TASK TO CARRY OUT: Print out the entries below with no edits.

Rows from a figure dataset
################
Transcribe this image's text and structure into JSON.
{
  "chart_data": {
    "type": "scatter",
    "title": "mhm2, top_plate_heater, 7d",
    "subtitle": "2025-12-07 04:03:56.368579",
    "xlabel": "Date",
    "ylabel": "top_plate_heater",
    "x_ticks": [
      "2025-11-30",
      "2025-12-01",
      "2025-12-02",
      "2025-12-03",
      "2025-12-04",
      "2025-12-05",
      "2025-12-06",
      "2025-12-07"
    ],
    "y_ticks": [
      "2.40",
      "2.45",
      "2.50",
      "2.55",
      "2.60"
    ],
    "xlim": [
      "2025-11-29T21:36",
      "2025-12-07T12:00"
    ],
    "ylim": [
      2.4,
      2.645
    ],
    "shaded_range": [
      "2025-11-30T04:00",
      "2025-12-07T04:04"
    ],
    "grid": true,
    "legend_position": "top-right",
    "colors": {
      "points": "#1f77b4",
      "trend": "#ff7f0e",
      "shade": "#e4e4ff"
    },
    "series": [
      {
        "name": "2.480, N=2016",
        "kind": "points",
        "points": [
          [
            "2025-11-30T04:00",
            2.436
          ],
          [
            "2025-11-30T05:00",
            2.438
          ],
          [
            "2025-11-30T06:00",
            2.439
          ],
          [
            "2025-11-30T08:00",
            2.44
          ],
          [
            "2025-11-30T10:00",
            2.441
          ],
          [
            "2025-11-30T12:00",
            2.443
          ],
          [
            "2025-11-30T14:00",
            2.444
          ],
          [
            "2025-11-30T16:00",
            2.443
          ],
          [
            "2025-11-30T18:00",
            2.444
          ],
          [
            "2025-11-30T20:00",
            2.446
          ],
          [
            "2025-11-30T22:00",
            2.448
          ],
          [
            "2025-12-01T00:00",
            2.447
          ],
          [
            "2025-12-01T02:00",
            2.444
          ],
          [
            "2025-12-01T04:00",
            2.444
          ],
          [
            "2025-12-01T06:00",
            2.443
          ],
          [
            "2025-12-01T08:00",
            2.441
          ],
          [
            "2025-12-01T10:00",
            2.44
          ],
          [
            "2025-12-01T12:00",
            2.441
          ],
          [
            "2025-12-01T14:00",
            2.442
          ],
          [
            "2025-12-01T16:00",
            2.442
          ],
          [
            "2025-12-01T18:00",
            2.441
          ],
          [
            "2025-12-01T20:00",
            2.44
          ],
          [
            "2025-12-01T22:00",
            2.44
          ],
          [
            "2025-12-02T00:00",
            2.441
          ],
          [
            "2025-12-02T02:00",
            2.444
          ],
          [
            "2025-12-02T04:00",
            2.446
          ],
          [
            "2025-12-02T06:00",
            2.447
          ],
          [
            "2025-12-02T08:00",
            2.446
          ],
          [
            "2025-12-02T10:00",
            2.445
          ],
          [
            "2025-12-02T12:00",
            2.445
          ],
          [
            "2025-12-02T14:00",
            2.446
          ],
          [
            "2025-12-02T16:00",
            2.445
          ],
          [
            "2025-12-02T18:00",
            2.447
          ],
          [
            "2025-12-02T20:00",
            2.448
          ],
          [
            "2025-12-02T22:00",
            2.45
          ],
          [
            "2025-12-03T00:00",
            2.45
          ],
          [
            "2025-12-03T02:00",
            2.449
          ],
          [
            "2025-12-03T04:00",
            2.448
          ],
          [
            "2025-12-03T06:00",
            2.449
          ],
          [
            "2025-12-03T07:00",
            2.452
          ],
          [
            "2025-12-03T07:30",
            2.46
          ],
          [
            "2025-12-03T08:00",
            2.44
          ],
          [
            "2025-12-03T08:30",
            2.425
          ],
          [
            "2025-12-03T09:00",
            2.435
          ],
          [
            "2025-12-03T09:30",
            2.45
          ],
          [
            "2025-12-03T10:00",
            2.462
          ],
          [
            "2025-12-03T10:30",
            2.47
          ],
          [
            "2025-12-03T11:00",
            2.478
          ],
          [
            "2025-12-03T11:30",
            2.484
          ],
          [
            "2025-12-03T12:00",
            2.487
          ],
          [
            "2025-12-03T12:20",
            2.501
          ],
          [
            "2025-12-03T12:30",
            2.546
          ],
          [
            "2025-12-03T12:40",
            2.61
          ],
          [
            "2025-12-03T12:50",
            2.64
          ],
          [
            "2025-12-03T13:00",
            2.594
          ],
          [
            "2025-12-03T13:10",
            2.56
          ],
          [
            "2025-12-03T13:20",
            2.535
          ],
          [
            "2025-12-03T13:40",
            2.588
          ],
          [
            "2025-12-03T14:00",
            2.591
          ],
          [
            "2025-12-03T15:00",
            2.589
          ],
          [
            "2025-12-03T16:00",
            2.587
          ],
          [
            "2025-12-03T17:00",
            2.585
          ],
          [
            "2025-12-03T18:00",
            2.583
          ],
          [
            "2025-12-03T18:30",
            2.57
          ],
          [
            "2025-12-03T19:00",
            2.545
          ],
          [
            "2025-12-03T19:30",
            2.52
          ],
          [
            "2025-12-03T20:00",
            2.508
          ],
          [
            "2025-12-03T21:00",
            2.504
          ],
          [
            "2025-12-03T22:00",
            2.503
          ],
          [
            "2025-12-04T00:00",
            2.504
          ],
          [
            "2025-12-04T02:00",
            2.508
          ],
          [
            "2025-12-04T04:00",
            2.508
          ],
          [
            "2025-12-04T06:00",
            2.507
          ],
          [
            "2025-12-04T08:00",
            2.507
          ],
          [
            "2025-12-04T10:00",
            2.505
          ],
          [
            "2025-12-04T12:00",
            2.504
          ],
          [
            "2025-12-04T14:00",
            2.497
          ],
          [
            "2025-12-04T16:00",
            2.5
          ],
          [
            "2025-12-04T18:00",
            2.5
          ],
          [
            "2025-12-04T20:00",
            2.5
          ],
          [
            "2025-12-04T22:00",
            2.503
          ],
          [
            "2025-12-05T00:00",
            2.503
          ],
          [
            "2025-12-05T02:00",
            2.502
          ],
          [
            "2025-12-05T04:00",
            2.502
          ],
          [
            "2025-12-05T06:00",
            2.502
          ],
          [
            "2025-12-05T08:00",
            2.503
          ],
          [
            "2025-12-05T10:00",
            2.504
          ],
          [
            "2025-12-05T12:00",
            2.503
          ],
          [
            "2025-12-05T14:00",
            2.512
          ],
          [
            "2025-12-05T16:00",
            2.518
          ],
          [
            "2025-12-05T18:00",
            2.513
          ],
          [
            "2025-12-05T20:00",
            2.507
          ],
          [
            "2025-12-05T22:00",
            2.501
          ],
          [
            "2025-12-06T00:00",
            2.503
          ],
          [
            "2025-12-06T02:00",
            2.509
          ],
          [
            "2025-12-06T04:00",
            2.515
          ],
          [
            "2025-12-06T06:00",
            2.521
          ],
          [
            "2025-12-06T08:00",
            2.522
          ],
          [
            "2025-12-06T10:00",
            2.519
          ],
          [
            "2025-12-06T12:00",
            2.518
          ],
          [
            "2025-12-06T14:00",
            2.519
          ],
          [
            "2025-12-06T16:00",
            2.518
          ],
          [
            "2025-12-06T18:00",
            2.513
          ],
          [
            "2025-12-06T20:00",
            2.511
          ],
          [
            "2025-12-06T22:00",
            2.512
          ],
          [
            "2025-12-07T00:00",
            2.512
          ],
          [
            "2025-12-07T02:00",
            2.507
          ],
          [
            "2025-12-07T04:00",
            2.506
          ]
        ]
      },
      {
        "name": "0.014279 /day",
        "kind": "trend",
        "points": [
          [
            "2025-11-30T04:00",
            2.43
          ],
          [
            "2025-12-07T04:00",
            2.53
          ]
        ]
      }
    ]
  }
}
################
REPLY:
Transcribe this image's text and structure into JSON.
{
  "chart_data": {
    "type": "scatter",
    "title": "mhm2, top_plate_heater, 7d",
    "subtitle": "2025-12-07 04:03:56.368579",
    "xlabel": "Date",
    "ylabel": "top_plate_heater",
    "x_ticks": [
      "2025-11-30",
      "2025-12-01",
      "2025-12-02",
      "2025-12-03",
      "2025-12-04",
      "2025-12-05",
      "2025-12-06",
      "2025-12-07"
    ],
    "y_ticks": [
      "2.40",
      "2.45",
      "2.50",
      "2.55",
      "2.60"
    ],
    "xlim": [
      "2025-11-29T21:36",
      "2025-12-07T12:00"
    ],
    "ylim": [
      2.4,
      2.645
    ],
    "shaded_range": [
      "2025-11-30T04:00",
      "2025-12-07T04:04"
    ],
    "grid": true,
    "legend_position": "top-right",
    "colors": {
      "points": "#1f77b4",
      "trend": "#ff7f0e",
      "shade": "#e4e4ff"
    },
    "series": [
      {
        "name": "2.480, N=2016",
        "kind": "points",
        "points": [
          [
            "2025-11-30T04:00",
            2.436
          ],
          [
            "2025-11-30T05:00",
            2.438
          ],
          [
            "2025-11-30T06:00",
            2.439
          ],
          [
            "2025-11-30T08:00",
            2.44
          ],
          [
            "2025-11-30T10:00",
            2.441
          ],
          [
            "2025-11-30T12:00",
            2.443
          ],
          [
            "2025-11-30T14:00",
            2.444
          ],
          [
            "2025-11-30T16:00",
            2.443
          ],
          [
            "2025-11-30T18:00",
            2.444
          ],
          [
            "2025-11-30T20:00",
            2.446
          ],
          [
            "2025-11-30T22:00",
            2.448
          ],
          [
            "2025-12-01T00:00",
            2.447
          ],
          [
            "2025-12-01T02:00",
            2.444
          ],
          [
            "2025-12-01T04:00",
            2.444
          ],
          [
            "2025-12-01T06:00",
            2.443
          ],
          [
            "2025-12-01T08:00",
            2.441
          ],
          [
            "2025-12-01T10:00",
            2.44
          ],
          [
            "2025-12-01T12:00",
            2.441
          ],
          [
            "2025-12-01T14:00",
            2.442
          ],
          [
            "2025-12-01T16:00",
            2.442
          ],
          [
            "2025-12-01T18:00",
            2.441
          ],
          [
            "2025-12-01T20:00",
            2.44
          ],
          [
            "2025-12-01T22:00",
            2.44
          ],
          [
            "2025-12-02T00:00",
            2.441
          ],
          [
            "2025-12-02T02:00",
            2.444
          ],
          [
            "2025-12-02T04:00",
            2.446
          ],
          [
            "2025-12-02T06:00",
            2.447
          ],
          [
            "2025-12-02T08:00",
            2.446
          ],
          [
            "2025-12-02T10:00",
            2.445
          ],
          [
            "2025-12-02T12:00",
            2.445
          ],
          [
            "2025-12-02T14:00",
            2.446
          ],
          [
            "2025-12-02T16:00",
            2.445
          ],
          [
            "2025-12-02T18:00",
            2.447
          ],
          [
            "2025-12-02T20:00",
            2.448
          ],
          [
            "2025-12-02T22:00",
            2.45
          ],
          [
            "2025-12-03T00:00",
            2.45
          ],
          [
            "2025-12-03T02:00",
            2.449
          ],
          [
            "2025-12-03T04:00",
            2.448
          ],
          [
            "2025-12-03T06:00",
            2.449
          ],
          [
            "2025-12-03T07:00",
            2.452
          ],
          [
            "2025-12-03T07:30",
            2.46
          ],
          [
            "2025-12-03T08:00",
            2.44
          ],
          [
            "2025-12-03T08:30",
            2.425
          ],
          [
            "2025-12-03T09:00",
            2.435
          ],
          [
            "2025-12-03T09:30",
            2.45
          ],
          [
            "2025-12-03T10:00",
            2.462
          ],
          [
            "2025-12-03T10:30",
            2.47
          ],
          [
            "2025-12-03T11:00",
            2.478
          ],
          [
            "2025-12-03T11:30",
            2.484
          ],
          [
            "2025-12-03T12:00",
            2.487
          ],
          [
            "2025-12-03T12:20",
            2.501
          ],
          [
            "2025-12-03T12:30",
            2.546
          ],
          [
            "2025-12-03T12:40",
            2.61
          ],
          [
            "2025-12-03T12:50",
            2.64
          ],
          [
            "2025-12-03T13:00",
            2.594
          ],
          [
            "2025-12-03T13:10",
            2.56
          ],
          [
            "2025-12-03T13:20",
            2.535
          ],
          [
            "2025-12-03T13:40",
            2.588
          ],
          [
            "2025-12-03T14:00",
            2.591
          ],
          [
            "2025-12-03T15:00",
            2.589
          ],
          [
            "2025-12-03T16:00",
            2.587
          ],
          [
            "2025-12-03T17:00",
            2.585
          ],
          [
            "2025-12-03T18:00",
            2.583
          ],
          [
            "2025-12-03T18:30",
            2.57
          ],
          [
            "2025-12-03T19:00",
            2.545
          ],
          [
            "2025-12-03T19:30",
            2.52
          ],
          [
            "2025-12-03T20:00",
            2.508
          ],
          [
            "2025-12-03T21:00",
            2.504
          ],
          [
            "2025-12-03T22:00",
            2.503
          ],
          [
            "2025-12-04T00:00",
            2.504
          ],
          [
            "2025-12-04T02:00",
            2.508
          ],
          [
            "2025-12-04T04:00",
            2.508
          ],
          [
            "2025-12-04T06:00",
            2.507
          ],
          [
            "2025-12-04T08:00",
            2.507
          ],
          [
            "2025-12-04T10:00",
            2.505
          ],
          [
            "2025-12-04T12:00",
            2.504
          ],
          [
            "2025-12-04T14:00",
            2.497
          ],
          [
            "2025-12-04T16:00",
            2.5
          ],
          [
            "2025-12-04T18:00",
            2.5
          ],
          [
            "2025-12-04T20:00",
            2.5
          ],
          [
            "2025-12-04T22:00",
            2.503
          ],
          [
            "2025-12-05T00:00",
            2.503
          ],
          [
            "2025-12-05T02:00",
            2.502
          ],
          [
            "2025-12-05T04:00",
            2.502
          ],
          [
            "2025-12-05T06:00",
            2.502
          ],
          [
            "2025-12-05T08:00",
            2.503
          ],
          [
            "2025-12-05T10:00",
            2.504
          ],
          [
            "2025-12-05T12:00",
            2.503
          ],
          [
            "2025-12-05T14:00",
            2.512
          ],
          [
            "2025-12-05T16:00",
            2.518
          ],
          [
            "2025-12-05T18:00",
            2.513
          ],
          [
            "2025-12-05T20:00",
            2.507
          ],
          [
            "2025-12-05T22:00",
            2.501
          ],
          [
            "2025-12-06T00:00",
            2.503
          ],
          [
            "2025-12-06T02:00",
            2.509
          ],
          [
            "2025-12-06T04:00",
            2.515
          ],
          [
            "2025-12-06T06:00",
            2.521
          ],
          [
            "2025-12-06T08:00",
            2.522
          ],
          [
            "2025-12-06T10:00",
            2.519
          ],
          [
            "2025-12-06T12:00",
            2.518
          ],
          [
            "2025-12-06T14:00",
            2.519
          ],
          [
            "2025-12-06T16:00",
            2.518
          ],
          [
            "2025-12-06T18:00",
            2.513
          ],
          [
            "2025-12-06T20:00",
            2.511
          ],
          [
            "2025-12-06T22:00",
            2.512
          ],
          [
            "2025-12-07T00:00",
            2.512
          ],
          [
            "2025-12-07T02:00",
            2.507
          ],
          [
            "2025-12-07T04:00",
            2.506
          ]
        ]
      },
      {
        "name": "0.014279 /day",
        "kind": "trend",
        "points": [
          [
            "2025-11-30T04:00",
            2.43
          ],
          [
            "2025-12-07T04:00",
            2.53
          ]
        ]
      }
    ]
  }
}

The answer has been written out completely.